**Task directions**
Every entry needs to be repeated exactly, with nothing left out.

**Data for this exercise**
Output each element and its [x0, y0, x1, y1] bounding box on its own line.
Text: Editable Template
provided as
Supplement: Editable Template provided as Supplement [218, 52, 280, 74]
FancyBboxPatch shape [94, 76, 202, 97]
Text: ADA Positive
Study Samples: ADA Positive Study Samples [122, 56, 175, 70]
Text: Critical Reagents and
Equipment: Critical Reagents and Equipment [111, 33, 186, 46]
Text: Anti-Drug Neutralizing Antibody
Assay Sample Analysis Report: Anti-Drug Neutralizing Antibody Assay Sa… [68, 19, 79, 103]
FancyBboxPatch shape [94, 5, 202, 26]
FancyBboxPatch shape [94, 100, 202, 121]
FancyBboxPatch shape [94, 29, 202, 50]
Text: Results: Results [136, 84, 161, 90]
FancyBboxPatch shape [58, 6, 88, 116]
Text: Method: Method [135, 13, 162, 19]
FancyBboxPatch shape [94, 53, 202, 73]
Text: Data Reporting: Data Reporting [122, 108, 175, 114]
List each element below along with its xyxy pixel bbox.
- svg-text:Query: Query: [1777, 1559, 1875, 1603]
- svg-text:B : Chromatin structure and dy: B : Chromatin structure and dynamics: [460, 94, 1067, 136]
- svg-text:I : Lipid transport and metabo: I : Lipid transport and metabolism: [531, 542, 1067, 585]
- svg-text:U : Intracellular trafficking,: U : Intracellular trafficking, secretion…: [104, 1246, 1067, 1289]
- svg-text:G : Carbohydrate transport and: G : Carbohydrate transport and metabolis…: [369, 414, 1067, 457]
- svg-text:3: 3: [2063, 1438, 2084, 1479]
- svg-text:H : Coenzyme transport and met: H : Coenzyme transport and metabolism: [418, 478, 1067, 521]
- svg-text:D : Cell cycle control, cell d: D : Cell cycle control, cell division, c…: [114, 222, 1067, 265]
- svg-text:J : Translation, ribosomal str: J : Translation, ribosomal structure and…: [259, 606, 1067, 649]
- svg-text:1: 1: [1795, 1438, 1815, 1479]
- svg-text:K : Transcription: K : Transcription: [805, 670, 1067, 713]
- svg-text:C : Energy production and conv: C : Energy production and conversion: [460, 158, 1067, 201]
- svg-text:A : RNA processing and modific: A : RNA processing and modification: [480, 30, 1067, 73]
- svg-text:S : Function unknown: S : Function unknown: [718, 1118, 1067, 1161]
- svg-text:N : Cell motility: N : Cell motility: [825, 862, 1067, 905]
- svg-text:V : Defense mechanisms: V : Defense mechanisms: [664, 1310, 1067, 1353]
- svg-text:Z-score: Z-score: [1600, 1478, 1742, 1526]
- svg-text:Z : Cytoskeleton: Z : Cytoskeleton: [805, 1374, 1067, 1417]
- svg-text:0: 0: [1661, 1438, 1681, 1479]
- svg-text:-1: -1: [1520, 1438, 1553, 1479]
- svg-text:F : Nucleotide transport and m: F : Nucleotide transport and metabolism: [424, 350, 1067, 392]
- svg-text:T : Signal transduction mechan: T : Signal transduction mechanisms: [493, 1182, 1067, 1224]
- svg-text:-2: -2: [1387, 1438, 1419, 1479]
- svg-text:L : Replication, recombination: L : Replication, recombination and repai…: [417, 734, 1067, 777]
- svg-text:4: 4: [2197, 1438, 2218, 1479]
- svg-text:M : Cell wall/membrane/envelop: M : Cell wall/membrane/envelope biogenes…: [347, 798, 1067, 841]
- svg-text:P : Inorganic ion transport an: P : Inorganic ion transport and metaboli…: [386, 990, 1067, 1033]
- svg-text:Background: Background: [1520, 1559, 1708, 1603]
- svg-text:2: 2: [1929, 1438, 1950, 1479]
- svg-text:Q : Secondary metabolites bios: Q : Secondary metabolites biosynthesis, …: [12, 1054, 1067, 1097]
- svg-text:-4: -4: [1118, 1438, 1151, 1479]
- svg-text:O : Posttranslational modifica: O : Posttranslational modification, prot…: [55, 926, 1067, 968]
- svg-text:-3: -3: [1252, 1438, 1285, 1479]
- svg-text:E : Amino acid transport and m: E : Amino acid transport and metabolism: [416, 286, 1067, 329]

**Task solution**
Output each element and its [x0, y0, x1, y1] bounding box on its own line.
Text: Editable Template
provided as
Supplement: Editable Template provided as Supplement [218, 52, 280, 74]
FancyBboxPatch shape [94, 76, 202, 97]
Text: ADA Positive
Study Samples: ADA Positive Study Samples [122, 56, 175, 70]
Text: Critical Reagents and
Equipment: Critical Reagents and Equipment [111, 33, 186, 46]
Text: Anti-Drug Neutralizing Antibody
Assay Sample Analysis Report: Anti-Drug Neutralizing Antibody Assay Sa… [68, 19, 79, 103]
FancyBboxPatch shape [94, 5, 202, 26]
FancyBboxPatch shape [94, 100, 202, 121]
FancyBboxPatch shape [94, 29, 202, 50]
Text: Results: Results [136, 84, 161, 90]
FancyBboxPatch shape [58, 6, 88, 116]
Text: Method: Method [135, 13, 162, 19]
FancyBboxPatch shape [94, 53, 202, 73]
Text: Data Reporting: Data Reporting [122, 108, 175, 114]
List each element below along with its xyxy pixel bbox.
- svg-text:Query: Query: [1777, 1559, 1875, 1603]
- svg-text:B : Chromatin structure and dy: B : Chromatin structure and dynamics: [460, 94, 1067, 136]
- svg-text:I : Lipid transport and metabo: I : Lipid transport and metabolism: [531, 542, 1067, 585]
- svg-text:U : Intracellular trafficking,: U : Intracellular trafficking, secretion…: [104, 1246, 1067, 1289]
- svg-text:G : Carbohydrate transport and: G : Carbohydrate transport and metabolis…: [369, 414, 1067, 457]
- svg-text:3: 3: [2063, 1438, 2084, 1479]
- svg-text:H : Coenzyme transport and met: H : Coenzyme transport and metabolism: [418, 478, 1067, 521]
- svg-text:D : Cell cycle control, cell d: D : Cell cycle control, cell division, c…: [114, 222, 1067, 265]
- svg-text:J : Translation, ribosomal str: J : Translation, ribosomal structure and…: [259, 606, 1067, 649]
- svg-text:1: 1: [1795, 1438, 1815, 1479]
- svg-text:K : Transcription: K : Transcription: [805, 670, 1067, 713]
- svg-text:C : Energy production and conv: C : Energy production and conversion: [460, 158, 1067, 201]
- svg-text:A : RNA processing and modific: A : RNA processing and modification: [480, 30, 1067, 73]
- svg-text:S : Function unknown: S : Function unknown: [718, 1118, 1067, 1161]
- svg-text:N : Cell motility: N : Cell motility: [825, 862, 1067, 905]
- svg-text:V : Defense mechanisms: V : Defense mechanisms: [664, 1310, 1067, 1353]
- svg-text:Z-score: Z-score: [1600, 1478, 1742, 1526]
- svg-text:Z : Cytoskeleton: Z : Cytoskeleton: [805, 1374, 1067, 1417]
- svg-text:0: 0: [1661, 1438, 1681, 1479]
- svg-text:-1: -1: [1520, 1438, 1553, 1479]
- svg-text:F : Nucleotide transport and m: F : Nucleotide transport and metabolism: [424, 350, 1067, 392]
- svg-text:T : Signal transduction mechan: T : Signal transduction mechanisms: [493, 1182, 1067, 1224]
- svg-text:-2: -2: [1387, 1438, 1419, 1479]
- svg-text:L : Replication, recombination: L : Replication, recombination and repai…: [417, 734, 1067, 777]
- svg-text:4: 4: [2197, 1438, 2218, 1479]
- svg-text:M : Cell wall/membrane/envelop: M : Cell wall/membrane/envelope biogenes…: [347, 798, 1067, 841]
- svg-text:P : Inorganic ion transport an: P : Inorganic ion transport and metaboli…: [386, 990, 1067, 1033]
- svg-text:Background: Background: [1520, 1559, 1708, 1603]
- svg-text:2: 2: [1929, 1438, 1950, 1479]
- svg-text:Q : Secondary metabolites bios: Q : Secondary metabolites biosynthesis, …: [12, 1054, 1067, 1097]
- svg-text:-4: -4: [1118, 1438, 1151, 1479]
- svg-text:O : Posttranslational modifica: O : Posttranslational modification, prot…: [55, 926, 1067, 968]
- svg-text:-3: -3: [1252, 1438, 1285, 1479]
- svg-text:E : Amino acid transport and m: E : Amino acid transport and metabolism: [416, 286, 1067, 329]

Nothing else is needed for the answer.